• _YOUR INSTRUCTIONS_
Set down every entry again word for word, please, but skip the pictures.

• _INPUT ROWS_
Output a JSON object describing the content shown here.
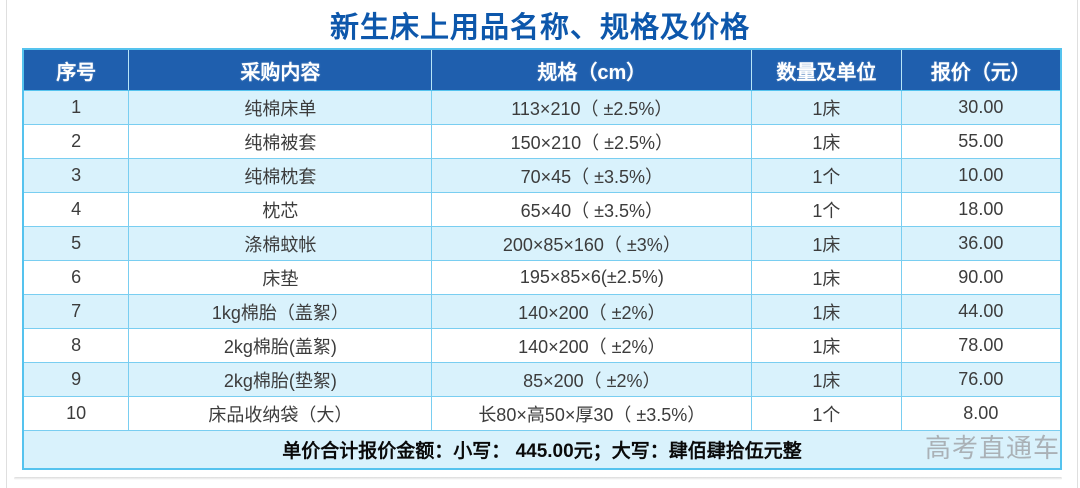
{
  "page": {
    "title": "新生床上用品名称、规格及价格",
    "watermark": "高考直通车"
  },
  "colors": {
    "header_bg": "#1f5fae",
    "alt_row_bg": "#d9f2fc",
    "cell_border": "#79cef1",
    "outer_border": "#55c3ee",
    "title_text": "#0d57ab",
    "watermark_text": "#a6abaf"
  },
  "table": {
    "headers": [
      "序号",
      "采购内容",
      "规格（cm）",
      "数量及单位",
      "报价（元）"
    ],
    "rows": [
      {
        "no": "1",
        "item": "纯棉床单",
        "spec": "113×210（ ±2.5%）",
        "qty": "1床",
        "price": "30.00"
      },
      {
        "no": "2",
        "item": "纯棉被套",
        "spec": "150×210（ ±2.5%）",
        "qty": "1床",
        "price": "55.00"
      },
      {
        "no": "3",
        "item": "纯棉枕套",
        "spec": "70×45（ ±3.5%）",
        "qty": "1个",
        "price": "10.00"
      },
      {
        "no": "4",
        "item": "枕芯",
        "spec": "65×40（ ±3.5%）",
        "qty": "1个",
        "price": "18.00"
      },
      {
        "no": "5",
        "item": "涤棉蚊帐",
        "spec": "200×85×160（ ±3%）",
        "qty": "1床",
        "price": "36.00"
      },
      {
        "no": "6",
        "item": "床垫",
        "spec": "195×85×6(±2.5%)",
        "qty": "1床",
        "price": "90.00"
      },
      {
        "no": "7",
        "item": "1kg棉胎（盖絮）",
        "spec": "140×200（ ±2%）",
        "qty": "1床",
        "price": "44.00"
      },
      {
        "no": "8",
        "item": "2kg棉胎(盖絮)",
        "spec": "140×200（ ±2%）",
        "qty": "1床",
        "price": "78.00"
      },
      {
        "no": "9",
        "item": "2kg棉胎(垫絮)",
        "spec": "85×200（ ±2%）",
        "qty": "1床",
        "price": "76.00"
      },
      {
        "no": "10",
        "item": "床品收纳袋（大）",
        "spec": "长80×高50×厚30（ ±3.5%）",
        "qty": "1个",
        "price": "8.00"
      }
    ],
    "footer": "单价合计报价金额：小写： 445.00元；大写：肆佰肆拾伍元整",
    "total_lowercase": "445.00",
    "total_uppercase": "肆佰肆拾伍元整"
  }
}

• _OUTPUT_
Output a JSON object describing the content shown here.
{
  "page": {
    "title": "新生床上用品名称、规格及价格",
    "watermark": "高考直通车"
  },
  "colors": {
    "header_bg": "#1f5fae",
    "alt_row_bg": "#d9f2fc",
    "cell_border": "#79cef1",
    "outer_border": "#55c3ee",
    "title_text": "#0d57ab",
    "watermark_text": "#a6abaf"
  },
  "table": {
    "headers": [
      "序号",
      "采购内容",
      "规格（cm）",
      "数量及单位",
      "报价（元）"
    ],
    "rows": [
      {
        "no": "1",
        "item": "纯棉床单",
        "spec": "113×210（ ±2.5%）",
        "qty": "1床",
        "price": "30.00"
      },
      {
        "no": "2",
        "item": "纯棉被套",
        "spec": "150×210（ ±2.5%）",
        "qty": "1床",
        "price": "55.00"
      },
      {
        "no": "3",
        "item": "纯棉枕套",
        "spec": "70×45（ ±3.5%）",
        "qty": "1个",
        "price": "10.00"
      },
      {
        "no": "4",
        "item": "枕芯",
        "spec": "65×40（ ±3.5%）",
        "qty": "1个",
        "price": "18.00"
      },
      {
        "no": "5",
        "item": "涤棉蚊帐",
        "spec": "200×85×160（ ±3%）",
        "qty": "1床",
        "price": "36.00"
      },
      {
        "no": "6",
        "item": "床垫",
        "spec": "195×85×6(±2.5%)",
        "qty": "1床",
        "price": "90.00"
      },
      {
        "no": "7",
        "item": "1kg棉胎（盖絮）",
        "spec": "140×200（ ±2%）",
        "qty": "1床",
        "price": "44.00"
      },
      {
        "no": "8",
        "item": "2kg棉胎(盖絮)",
        "spec": "140×200（ ±2%）",
        "qty": "1床",
        "price": "78.00"
      },
      {
        "no": "9",
        "item": "2kg棉胎(垫絮)",
        "spec": "85×200（ ±2%）",
        "qty": "1床",
        "price": "76.00"
      },
      {
        "no": "10",
        "item": "床品收纳袋（大）",
        "spec": "长80×高50×厚30（ ±3.5%）",
        "qty": "1个",
        "price": "8.00"
      }
    ],
    "footer": "单价合计报价金额：小写： 445.00元；大写：肆佰肆拾伍元整",
    "total_lowercase": "445.00",
    "total_uppercase": "肆佰肆拾伍元整"
  }
}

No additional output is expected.